(Saved data entries)
════
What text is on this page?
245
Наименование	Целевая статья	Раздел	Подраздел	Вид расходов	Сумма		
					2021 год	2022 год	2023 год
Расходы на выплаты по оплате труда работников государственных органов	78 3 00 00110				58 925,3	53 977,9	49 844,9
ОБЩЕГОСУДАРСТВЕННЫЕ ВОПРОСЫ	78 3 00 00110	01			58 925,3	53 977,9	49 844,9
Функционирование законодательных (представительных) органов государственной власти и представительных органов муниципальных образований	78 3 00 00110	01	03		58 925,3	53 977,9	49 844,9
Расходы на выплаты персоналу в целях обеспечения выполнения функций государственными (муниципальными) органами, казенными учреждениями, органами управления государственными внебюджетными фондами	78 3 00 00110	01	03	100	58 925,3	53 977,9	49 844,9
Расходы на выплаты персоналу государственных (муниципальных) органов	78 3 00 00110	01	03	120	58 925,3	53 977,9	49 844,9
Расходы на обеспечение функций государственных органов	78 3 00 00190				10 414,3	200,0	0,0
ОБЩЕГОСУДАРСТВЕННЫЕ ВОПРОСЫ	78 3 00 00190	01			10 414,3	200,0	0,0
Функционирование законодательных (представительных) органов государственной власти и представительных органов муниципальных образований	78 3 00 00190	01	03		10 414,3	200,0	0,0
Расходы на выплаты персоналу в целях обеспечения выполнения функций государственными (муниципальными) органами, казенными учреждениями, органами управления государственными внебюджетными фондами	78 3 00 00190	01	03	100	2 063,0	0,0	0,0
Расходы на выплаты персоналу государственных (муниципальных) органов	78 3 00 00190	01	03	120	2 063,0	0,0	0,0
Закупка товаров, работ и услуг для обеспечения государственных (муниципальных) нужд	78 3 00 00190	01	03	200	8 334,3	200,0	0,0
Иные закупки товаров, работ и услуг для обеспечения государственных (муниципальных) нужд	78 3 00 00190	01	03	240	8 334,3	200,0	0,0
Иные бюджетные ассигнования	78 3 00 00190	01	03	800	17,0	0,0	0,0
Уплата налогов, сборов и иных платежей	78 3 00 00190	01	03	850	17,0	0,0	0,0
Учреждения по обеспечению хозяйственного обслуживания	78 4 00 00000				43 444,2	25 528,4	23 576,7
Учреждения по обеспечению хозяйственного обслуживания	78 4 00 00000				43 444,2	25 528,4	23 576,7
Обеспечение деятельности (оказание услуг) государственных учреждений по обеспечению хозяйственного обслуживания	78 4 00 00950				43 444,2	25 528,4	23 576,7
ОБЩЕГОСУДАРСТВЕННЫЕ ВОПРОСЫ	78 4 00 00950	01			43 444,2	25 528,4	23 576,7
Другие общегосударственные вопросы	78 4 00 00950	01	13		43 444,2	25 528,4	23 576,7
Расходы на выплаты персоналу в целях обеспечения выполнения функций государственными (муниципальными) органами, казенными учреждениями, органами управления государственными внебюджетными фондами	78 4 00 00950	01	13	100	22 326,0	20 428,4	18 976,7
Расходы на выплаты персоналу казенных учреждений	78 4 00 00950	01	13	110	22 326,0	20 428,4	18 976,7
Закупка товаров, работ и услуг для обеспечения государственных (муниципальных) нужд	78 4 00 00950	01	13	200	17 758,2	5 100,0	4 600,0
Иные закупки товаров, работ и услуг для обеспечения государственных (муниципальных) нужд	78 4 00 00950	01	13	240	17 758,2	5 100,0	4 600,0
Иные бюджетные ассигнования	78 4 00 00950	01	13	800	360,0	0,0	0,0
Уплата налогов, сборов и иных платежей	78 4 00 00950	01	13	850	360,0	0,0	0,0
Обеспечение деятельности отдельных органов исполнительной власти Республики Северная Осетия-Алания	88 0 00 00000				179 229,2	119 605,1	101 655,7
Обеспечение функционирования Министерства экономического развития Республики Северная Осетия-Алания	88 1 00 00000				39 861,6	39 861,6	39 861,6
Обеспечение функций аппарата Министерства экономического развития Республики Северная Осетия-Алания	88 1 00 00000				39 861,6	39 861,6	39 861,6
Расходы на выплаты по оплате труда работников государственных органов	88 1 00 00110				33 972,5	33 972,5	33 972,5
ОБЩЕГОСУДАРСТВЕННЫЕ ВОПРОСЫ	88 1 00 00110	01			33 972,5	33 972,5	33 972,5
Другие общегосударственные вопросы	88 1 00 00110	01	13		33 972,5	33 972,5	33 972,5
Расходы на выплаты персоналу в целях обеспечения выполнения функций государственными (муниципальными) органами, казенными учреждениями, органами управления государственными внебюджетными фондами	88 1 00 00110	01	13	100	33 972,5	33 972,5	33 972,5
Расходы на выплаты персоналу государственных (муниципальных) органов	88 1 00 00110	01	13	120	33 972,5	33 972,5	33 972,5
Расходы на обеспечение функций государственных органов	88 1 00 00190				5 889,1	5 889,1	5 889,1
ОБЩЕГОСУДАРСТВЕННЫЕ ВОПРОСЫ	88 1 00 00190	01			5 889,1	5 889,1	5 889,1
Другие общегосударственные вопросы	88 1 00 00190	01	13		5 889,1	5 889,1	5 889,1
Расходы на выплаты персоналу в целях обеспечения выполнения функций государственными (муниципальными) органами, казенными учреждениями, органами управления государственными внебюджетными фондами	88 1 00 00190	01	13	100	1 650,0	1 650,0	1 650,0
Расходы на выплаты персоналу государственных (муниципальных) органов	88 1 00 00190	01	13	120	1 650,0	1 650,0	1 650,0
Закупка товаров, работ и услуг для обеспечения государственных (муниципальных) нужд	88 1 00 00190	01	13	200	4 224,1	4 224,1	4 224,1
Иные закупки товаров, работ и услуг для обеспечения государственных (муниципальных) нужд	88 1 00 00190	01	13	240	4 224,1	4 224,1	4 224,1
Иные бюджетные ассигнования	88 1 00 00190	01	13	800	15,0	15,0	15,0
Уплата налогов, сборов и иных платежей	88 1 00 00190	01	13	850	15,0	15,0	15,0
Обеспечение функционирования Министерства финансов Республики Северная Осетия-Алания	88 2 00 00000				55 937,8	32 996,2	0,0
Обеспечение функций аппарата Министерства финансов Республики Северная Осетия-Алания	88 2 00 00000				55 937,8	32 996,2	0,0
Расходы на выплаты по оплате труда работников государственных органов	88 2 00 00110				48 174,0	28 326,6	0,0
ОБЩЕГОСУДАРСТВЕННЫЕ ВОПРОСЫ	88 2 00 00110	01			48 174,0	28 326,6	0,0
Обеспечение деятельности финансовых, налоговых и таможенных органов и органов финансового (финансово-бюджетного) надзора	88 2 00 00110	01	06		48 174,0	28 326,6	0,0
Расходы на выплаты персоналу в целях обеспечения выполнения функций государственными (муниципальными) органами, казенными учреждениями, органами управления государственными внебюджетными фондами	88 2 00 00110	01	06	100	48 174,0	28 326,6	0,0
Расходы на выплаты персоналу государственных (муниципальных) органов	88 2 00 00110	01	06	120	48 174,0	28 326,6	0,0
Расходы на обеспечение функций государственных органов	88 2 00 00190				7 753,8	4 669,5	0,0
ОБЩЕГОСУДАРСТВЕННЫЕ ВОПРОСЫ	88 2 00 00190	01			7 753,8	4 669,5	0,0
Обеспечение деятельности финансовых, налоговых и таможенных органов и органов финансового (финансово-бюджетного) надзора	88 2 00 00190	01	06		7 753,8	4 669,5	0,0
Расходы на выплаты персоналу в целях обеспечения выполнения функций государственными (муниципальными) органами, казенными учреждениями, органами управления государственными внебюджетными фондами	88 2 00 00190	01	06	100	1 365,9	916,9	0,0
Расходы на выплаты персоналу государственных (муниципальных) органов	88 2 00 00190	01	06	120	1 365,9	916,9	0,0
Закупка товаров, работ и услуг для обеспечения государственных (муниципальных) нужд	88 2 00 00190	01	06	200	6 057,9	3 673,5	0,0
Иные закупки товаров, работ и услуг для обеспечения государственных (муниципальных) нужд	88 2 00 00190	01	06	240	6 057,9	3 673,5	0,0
════
How many lines in the records above contain the word "представительных"? Reply with the number alone.

2